-- begin Data lines --
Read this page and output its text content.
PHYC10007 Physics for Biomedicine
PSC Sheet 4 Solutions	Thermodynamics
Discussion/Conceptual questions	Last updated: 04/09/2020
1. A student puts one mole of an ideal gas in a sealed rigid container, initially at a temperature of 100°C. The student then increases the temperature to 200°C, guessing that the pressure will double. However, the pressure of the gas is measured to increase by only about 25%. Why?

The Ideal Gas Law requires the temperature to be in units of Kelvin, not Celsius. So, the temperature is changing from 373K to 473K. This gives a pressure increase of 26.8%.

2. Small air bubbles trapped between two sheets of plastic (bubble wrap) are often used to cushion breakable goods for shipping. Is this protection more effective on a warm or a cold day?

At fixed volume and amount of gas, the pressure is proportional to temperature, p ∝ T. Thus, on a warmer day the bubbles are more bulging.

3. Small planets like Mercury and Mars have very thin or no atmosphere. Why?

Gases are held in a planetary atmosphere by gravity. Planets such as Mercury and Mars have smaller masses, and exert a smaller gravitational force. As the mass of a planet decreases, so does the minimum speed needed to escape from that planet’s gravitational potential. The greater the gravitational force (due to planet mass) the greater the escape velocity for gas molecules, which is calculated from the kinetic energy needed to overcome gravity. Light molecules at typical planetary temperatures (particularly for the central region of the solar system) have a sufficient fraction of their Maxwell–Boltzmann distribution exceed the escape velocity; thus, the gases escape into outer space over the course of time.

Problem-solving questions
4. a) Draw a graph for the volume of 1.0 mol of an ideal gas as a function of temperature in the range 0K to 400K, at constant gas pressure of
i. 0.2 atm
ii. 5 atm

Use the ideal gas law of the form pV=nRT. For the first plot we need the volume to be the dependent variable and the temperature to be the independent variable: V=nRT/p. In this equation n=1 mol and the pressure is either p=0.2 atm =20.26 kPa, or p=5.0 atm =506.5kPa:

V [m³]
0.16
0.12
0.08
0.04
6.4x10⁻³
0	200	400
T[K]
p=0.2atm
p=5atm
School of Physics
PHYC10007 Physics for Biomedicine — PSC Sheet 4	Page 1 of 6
-- end Data lines --
▶ [Exercise objective] Extract the complete listing verbatim.

▶ [Exercise result]
Read this page and output its text content.
PHYC10007 Physics for Biomedicine
PSC Sheet 4 Solutions	Thermodynamics
Discussion/Conceptual questions	Last updated: 04/09/2020
1. A student puts one mole of an ideal gas in a sealed rigid container, initially at a temperature of 100°C. The student then increases the temperature to 200°C, guessing that the pressure will double. However, the pressure of the gas is measured to increase by only about 25%. Why?

The Ideal Gas Law requires the temperature to be in units of Kelvin, not Celsius. So, the temperature is changing from 373K to 473K. This gives a pressure increase of 26.8%.

2. Small air bubbles trapped between two sheets of plastic (bubble wrap) are often used to cushion breakable goods for shipping. Is this protection more effective on a warm or a cold day?

At fixed volume and amount of gas, the pressure is proportional to temperature, p ∝ T. Thus, on a warmer day the bubbles are more bulging.

3. Small planets like Mercury and Mars have very thin or no atmosphere. Why?

Gases are held in a planetary atmosphere by gravity. Planets such as Mercury and Mars have smaller masses, and exert a smaller gravitational force. As the mass of a planet decreases, so does the minimum speed needed to escape from that planet’s gravitational potential. The greater the gravitational force (due to planet mass) the greater the escape velocity for gas molecules, which is calculated from the kinetic energy needed to overcome gravity. Light molecules at typical planetary temperatures (particularly for the central region of the solar system) have a sufficient fraction of their Maxwell–Boltzmann distribution exceed the escape velocity; thus, the gases escape into outer space over the course of time.

Problem-solving questions
4. a) Draw a graph for the volume of 1.0 mol of an ideal gas as a function of temperature in the range 0K to 400K, at constant gas pressure of
i. 0.2 atm
ii. 5 atm

Use the ideal gas law of the form pV=nRT. For the first plot we need the volume to be the dependent variable and the temperature to be the independent variable: V=nRT/p. In this equation n=1 mol and the pressure is either p=0.2 atm =20.26 kPa, or p=5.0 atm =506.5kPa:

V [m³]
0.16
0.12
0.08
0.04
6.4x10⁻³
0	200	400
T[K]
p=0.2atm
p=5atm
School of Physics
PHYC10007 Physics for Biomedicine — PSC Sheet 4	Page 1 of 6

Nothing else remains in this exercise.